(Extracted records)
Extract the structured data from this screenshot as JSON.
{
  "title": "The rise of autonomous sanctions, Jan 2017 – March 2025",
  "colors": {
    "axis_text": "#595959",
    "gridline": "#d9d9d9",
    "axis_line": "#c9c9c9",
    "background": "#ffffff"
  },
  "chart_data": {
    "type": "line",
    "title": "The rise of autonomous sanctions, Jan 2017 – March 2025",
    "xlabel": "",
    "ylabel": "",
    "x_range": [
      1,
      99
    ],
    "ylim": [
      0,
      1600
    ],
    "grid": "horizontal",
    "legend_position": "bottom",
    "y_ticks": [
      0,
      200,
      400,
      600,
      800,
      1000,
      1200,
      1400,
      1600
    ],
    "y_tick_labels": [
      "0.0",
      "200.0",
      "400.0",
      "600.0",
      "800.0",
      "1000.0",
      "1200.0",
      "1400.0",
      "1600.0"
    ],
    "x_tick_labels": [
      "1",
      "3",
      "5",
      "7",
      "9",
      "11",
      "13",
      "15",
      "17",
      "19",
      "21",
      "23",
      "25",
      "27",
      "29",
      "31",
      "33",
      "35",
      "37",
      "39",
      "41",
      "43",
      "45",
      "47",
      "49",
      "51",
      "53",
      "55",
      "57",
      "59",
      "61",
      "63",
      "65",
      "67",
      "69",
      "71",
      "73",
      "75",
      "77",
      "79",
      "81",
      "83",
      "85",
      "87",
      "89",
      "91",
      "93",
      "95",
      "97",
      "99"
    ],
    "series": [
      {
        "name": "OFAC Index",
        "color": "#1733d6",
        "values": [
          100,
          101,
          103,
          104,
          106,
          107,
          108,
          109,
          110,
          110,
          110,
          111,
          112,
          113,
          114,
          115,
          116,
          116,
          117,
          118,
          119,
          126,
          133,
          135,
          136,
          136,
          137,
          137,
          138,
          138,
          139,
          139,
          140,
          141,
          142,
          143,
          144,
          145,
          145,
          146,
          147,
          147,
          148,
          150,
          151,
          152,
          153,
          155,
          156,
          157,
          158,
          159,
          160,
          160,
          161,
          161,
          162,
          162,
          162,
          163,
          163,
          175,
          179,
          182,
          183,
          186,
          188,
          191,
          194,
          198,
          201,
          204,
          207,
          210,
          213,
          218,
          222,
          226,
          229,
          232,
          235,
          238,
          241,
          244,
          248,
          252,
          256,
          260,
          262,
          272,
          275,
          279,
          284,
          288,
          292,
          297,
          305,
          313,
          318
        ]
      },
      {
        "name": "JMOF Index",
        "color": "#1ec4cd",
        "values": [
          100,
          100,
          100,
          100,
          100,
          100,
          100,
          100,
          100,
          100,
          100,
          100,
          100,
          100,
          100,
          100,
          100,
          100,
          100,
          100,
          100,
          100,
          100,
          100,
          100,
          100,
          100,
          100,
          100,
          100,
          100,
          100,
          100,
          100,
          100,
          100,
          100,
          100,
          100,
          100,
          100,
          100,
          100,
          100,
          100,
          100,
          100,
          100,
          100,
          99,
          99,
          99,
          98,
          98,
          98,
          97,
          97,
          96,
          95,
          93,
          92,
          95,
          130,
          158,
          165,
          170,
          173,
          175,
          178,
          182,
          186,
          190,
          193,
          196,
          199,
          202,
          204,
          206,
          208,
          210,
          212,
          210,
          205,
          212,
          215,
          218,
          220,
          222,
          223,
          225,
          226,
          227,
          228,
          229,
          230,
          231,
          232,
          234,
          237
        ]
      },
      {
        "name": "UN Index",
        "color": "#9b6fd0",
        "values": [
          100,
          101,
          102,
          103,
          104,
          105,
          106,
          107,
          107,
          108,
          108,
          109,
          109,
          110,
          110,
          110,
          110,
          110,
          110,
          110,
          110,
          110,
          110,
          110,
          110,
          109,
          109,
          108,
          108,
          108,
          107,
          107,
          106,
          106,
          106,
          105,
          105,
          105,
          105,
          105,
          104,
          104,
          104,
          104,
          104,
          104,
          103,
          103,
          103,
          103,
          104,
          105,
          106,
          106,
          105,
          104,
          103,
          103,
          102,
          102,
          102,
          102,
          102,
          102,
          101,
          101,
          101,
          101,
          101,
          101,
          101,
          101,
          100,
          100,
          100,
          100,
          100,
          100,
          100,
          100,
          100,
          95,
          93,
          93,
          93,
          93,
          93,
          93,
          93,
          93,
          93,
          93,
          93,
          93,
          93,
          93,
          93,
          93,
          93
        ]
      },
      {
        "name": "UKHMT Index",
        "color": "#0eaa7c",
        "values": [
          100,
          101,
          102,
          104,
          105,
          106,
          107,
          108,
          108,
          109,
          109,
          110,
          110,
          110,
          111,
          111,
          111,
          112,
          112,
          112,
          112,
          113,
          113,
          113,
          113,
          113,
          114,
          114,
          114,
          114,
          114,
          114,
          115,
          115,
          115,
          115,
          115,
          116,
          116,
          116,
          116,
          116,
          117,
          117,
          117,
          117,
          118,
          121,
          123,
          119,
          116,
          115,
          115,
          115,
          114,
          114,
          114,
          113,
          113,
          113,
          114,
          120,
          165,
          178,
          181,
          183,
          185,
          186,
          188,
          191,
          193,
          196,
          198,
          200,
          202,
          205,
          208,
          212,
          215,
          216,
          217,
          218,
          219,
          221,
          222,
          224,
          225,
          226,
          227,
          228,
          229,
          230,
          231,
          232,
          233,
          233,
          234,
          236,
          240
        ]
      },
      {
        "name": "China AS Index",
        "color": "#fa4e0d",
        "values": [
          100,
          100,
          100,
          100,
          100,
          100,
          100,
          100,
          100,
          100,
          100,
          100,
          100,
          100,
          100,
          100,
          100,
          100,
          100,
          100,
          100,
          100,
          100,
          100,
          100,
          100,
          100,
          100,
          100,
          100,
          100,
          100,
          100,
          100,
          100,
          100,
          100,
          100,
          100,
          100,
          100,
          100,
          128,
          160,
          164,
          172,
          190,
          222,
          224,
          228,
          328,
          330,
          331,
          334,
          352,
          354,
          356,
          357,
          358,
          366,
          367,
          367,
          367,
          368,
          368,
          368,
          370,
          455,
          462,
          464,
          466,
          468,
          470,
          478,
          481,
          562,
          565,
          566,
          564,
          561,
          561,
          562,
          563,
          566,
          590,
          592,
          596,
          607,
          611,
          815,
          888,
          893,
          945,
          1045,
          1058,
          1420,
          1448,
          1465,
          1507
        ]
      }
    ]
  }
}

**YOUR GOAL**
Reproduce the records above exactly.

**RESULT OF THE TASK**
Extract the structured data from this screenshot as JSON.
{
  "title": "The rise of autonomous sanctions, Jan 2017 – March 2025",
  "colors": {
    "axis_text": "#595959",
    "gridline": "#d9d9d9",
    "axis_line": "#c9c9c9",
    "background": "#ffffff"
  },
  "chart_data": {
    "type": "line",
    "title": "The rise of autonomous sanctions, Jan 2017 – March 2025",
    "xlabel": "",
    "ylabel": "",
    "x_range": [
      1,
      99
    ],
    "ylim": [
      0,
      1600
    ],
    "grid": "horizontal",
    "legend_position": "bottom",
    "y_ticks": [
      0,
      200,
      400,
      600,
      800,
      1000,
      1200,
      1400,
      1600
    ],
    "y_tick_labels": [
      "0.0",
      "200.0",
      "400.0",
      "600.0",
      "800.0",
      "1000.0",
      "1200.0",
      "1400.0",
      "1600.0"
    ],
    "x_tick_labels": [
      "1",
      "3",
      "5",
      "7",
      "9",
      "11",
      "13",
      "15",
      "17",
      "19",
      "21",
      "23",
      "25",
      "27",
      "29",
      "31",
      "33",
      "35",
      "37",
      "39",
      "41",
      "43",
      "45",
      "47",
      "49",
      "51",
      "53",
      "55",
      "57",
      "59",
      "61",
      "63",
      "65",
      "67",
      "69",
      "71",
      "73",
      "75",
      "77",
      "79",
      "81",
      "83",
      "85",
      "87",
      "89",
      "91",
      "93",
      "95",
      "97",
      "99"
    ],
    "series": [
      {
        "name": "OFAC Index",
        "color": "#1733d6",
        "values": [
          100,
          101,
          103,
          104,
          106,
          107,
          108,
          109,
          110,
          110,
          110,
          111,
          112,
          113,
          114,
          115,
          116,
          116,
          117,
          118,
          119,
          126,
          133,
          135,
          136,
          136,
          137,
          137,
          138,
          138,
          139,
          139,
          140,
          141,
          142,
          143,
          144,
          145,
          145,
          146,
          147,
          147,
          148,
          150,
          151,
          152,
          153,
          155,
          156,
          157,
          158,
          159,
          160,
          160,
          161,
          161,
          162,
          162,
          162,
          163,
          163,
          175,
          179,
          182,
          183,
          186,
          188,
          191,
          194,
          198,
          201,
          204,
          207,
          210,
          213,
          218,
          222,
          226,
          229,
          232,
          235,
          238,
          241,
          244,
          248,
          252,
          256,
          260,
          262,
          272,
          275,
          279,
          284,
          288,
          292,
          297,
          305,
          313,
          318
        ]
      },
      {
        "name": "JMOF Index",
        "color": "#1ec4cd",
        "values": [
          100,
          100,
          100,
          100,
          100,
          100,
          100,
          100,
          100,
          100,
          100,
          100,
          100,
          100,
          100,
          100,
          100,
          100,
          100,
          100,
          100,
          100,
          100,
          100,
          100,
          100,
          100,
          100,
          100,
          100,
          100,
          100,
          100,
          100,
          100,
          100,
          100,
          100,
          100,
          100,
          100,
          100,
          100,
          100,
          100,
          100,
          100,
          100,
          100,
          99,
          99,
          99,
          98,
          98,
          98,
          97,
          97,
          96,
          95,
          93,
          92,
          95,
          130,
          158,
          165,
          170,
          173,
          175,
          178,
          182,
          186,
          190,
          193,
          196,
          199,
          202,
          204,
          206,
          208,
          210,
          212,
          210,
          205,
          212,
          215,
          218,
          220,
          222,
          223,
          225,
          226,
          227,
          228,
          229,
          230,
          231,
          232,
          234,
          237
        ]
      },
      {
        "name": "UN Index",
        "color": "#9b6fd0",
        "values": [
          100,
          101,
          102,
          103,
          104,
          105,
          106,
          107,
          107,
          108,
          108,
          109,
          109,
          110,
          110,
          110,
          110,
          110,
          110,
          110,
          110,
          110,
          110,
          110,
          110,
          109,
          109,
          108,
          108,
          108,
          107,
          107,
          106,
          106,
          106,
          105,
          105,
          105,
          105,
          105,
          104,
          104,
          104,
          104,
          104,
          104,
          103,
          103,
          103,
          103,
          104,
          105,
          106,
          106,
          105,
          104,
          103,
          103,
          102,
          102,
          102,
          102,
          102,
          102,
          101,
          101,
          101,
          101,
          101,
          101,
          101,
          101,
          100,
          100,
          100,
          100,
          100,
          100,
          100,
          100,
          100,
          95,
          93,
          93,
          93,
          93,
          93,
          93,
          93,
          93,
          93,
          93,
          93,
          93,
          93,
          93,
          93,
          93,
          93
        ]
      },
      {
        "name": "UKHMT Index",
        "color": "#0eaa7c",
        "values": [
          100,
          101,
          102,
          104,
          105,
          106,
          107,
          108,
          108,
          109,
          109,
          110,
          110,
          110,
          111,
          111,
          111,
          112,
          112,
          112,
          112,
          113,
          113,
          113,
          113,
          113,
          114,
          114,
          114,
          114,
          114,
          114,
          115,
          115,
          115,
          115,
          115,
          116,
          116,
          116,
          116,
          116,
          117,
          117,
          117,
          117,
          118,
          121,
          123,
          119,
          116,
          115,
          115,
          115,
          114,
          114,
          114,
          113,
          113,
          113,
          114,
          120,
          165,
          178,
          181,
          183,
          185,
          186,
          188,
          191,
          193,
          196,
          198,
          200,
          202,
          205,
          208,
          212,
          215,
          216,
          217,
          218,
          219,
          221,
          222,
          224,
          225,
          226,
          227,
          228,
          229,
          230,
          231,
          232,
          233,
          233,
          234,
          236,
          240
        ]
      },
      {
        "name": "China AS Index",
        "color": "#fa4e0d",
        "values": [
          100,
          100,
          100,
          100,
          100,
          100,
          100,
          100,
          100,
          100,
          100,
          100,
          100,
          100,
          100,
          100,
          100,
          100,
          100,
          100,
          100,
          100,
          100,
          100,
          100,
          100,
          100,
          100,
          100,
          100,
          100,
          100,
          100,
          100,
          100,
          100,
          100,
          100,
          100,
          100,
          100,
          100,
          128,
          160,
          164,
          172,
          190,
          222,
          224,
          228,
          328,
          330,
          331,
          334,
          352,
          354,
          356,
          357,
          358,
          366,
          367,
          367,
          367,
          368,
          368,
          368,
          370,
          455,
          462,
          464,
          466,
          468,
          470,
          478,
          481,
          562,
          565,
          566,
          564,
          561,
          561,
          562,
          563,
          566,
          590,
          592,
          596,
          607,
          611,
          815,
          888,
          893,
          945,
          1045,
          1058,
          1420,
          1448,
          1465,
          1507
        ]
      }
    ]
  }
}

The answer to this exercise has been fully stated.